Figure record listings

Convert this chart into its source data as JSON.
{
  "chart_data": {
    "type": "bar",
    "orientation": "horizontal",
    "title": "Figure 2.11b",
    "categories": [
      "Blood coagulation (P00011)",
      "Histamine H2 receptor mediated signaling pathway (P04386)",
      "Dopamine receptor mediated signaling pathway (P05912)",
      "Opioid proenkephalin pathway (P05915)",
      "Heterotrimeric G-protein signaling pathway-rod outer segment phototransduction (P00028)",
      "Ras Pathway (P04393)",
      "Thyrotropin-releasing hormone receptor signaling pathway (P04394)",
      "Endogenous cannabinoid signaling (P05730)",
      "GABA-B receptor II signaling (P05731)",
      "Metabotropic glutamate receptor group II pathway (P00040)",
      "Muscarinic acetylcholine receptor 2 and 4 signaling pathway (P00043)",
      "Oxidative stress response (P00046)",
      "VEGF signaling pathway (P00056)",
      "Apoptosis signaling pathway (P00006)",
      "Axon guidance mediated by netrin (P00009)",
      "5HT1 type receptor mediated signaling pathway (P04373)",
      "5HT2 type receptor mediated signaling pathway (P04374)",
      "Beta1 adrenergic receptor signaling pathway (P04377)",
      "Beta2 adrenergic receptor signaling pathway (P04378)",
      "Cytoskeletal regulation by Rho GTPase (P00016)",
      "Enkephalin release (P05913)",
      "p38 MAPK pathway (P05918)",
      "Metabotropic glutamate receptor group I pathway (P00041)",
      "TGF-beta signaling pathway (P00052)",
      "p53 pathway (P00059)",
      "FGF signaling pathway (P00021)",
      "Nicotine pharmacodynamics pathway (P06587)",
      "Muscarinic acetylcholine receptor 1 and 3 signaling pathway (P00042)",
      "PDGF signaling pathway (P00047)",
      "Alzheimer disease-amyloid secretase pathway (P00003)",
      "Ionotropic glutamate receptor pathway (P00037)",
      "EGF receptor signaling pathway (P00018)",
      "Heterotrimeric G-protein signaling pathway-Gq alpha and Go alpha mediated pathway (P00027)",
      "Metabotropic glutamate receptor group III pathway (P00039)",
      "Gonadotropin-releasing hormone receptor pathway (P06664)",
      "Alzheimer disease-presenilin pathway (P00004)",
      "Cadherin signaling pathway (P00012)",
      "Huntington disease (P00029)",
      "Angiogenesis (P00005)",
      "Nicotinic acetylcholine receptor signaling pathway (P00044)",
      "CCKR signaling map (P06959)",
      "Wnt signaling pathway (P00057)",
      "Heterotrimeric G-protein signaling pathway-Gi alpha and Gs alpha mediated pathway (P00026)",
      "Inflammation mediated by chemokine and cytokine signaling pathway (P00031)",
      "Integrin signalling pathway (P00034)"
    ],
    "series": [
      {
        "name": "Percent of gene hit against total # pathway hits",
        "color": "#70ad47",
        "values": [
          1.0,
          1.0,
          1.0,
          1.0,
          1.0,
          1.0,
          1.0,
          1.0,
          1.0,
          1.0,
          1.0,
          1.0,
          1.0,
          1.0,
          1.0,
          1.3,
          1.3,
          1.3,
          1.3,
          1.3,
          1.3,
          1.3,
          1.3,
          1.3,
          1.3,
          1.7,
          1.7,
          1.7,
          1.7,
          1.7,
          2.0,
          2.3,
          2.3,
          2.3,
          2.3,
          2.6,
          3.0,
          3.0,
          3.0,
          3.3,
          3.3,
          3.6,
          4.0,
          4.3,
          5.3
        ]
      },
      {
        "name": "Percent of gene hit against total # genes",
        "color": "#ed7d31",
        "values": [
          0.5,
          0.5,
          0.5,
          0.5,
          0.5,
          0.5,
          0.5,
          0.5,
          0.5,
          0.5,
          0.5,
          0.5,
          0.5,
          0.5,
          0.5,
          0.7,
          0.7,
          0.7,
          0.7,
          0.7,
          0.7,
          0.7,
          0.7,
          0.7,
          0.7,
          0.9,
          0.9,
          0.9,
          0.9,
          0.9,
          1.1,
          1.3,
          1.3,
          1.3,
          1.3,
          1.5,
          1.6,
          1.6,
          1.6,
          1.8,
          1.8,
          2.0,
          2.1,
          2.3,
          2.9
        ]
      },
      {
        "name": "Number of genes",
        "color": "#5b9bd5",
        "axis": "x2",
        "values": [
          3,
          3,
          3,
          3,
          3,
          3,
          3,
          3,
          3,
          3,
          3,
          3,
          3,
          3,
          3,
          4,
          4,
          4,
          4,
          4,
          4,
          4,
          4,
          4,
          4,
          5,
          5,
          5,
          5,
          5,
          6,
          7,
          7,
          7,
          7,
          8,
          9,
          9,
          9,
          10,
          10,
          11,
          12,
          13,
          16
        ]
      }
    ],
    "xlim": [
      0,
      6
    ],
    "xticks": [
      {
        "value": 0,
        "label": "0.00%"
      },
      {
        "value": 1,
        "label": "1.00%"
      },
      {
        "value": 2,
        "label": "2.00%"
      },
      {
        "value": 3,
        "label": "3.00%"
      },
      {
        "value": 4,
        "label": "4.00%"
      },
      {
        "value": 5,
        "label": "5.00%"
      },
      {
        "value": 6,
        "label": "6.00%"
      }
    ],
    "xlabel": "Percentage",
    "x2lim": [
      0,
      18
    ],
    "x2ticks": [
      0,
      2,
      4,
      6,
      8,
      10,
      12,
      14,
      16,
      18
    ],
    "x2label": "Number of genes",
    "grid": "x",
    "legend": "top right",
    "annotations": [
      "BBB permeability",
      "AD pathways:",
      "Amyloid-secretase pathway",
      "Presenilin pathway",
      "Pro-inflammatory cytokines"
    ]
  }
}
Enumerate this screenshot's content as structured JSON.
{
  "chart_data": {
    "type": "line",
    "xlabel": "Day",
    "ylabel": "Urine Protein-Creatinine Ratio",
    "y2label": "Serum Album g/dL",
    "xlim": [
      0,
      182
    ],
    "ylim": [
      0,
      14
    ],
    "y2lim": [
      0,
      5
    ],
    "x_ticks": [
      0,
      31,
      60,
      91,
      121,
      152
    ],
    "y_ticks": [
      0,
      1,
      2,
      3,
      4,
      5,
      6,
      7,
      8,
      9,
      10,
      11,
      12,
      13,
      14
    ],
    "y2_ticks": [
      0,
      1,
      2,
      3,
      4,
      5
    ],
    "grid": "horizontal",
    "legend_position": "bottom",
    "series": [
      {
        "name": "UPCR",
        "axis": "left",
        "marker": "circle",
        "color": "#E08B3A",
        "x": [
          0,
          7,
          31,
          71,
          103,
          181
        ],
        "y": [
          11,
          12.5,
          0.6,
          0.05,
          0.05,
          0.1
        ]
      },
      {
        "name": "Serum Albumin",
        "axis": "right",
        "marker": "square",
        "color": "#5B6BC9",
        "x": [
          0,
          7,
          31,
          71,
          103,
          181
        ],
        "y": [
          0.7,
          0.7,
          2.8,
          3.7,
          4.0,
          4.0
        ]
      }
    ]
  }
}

▶ [WHAT IS EXPECTED]:
Go through the data, and copy each line in which the word "Metabotropic" appears.

▶ [RESPONSE BOX]:
      "Metabotropic glutamate receptor group II pathway (P00040)",
      "Metabotropic glutamate receptor group I pathway (P00041)",
      "Metabotropic glutamate receptor group III pathway (P00039)",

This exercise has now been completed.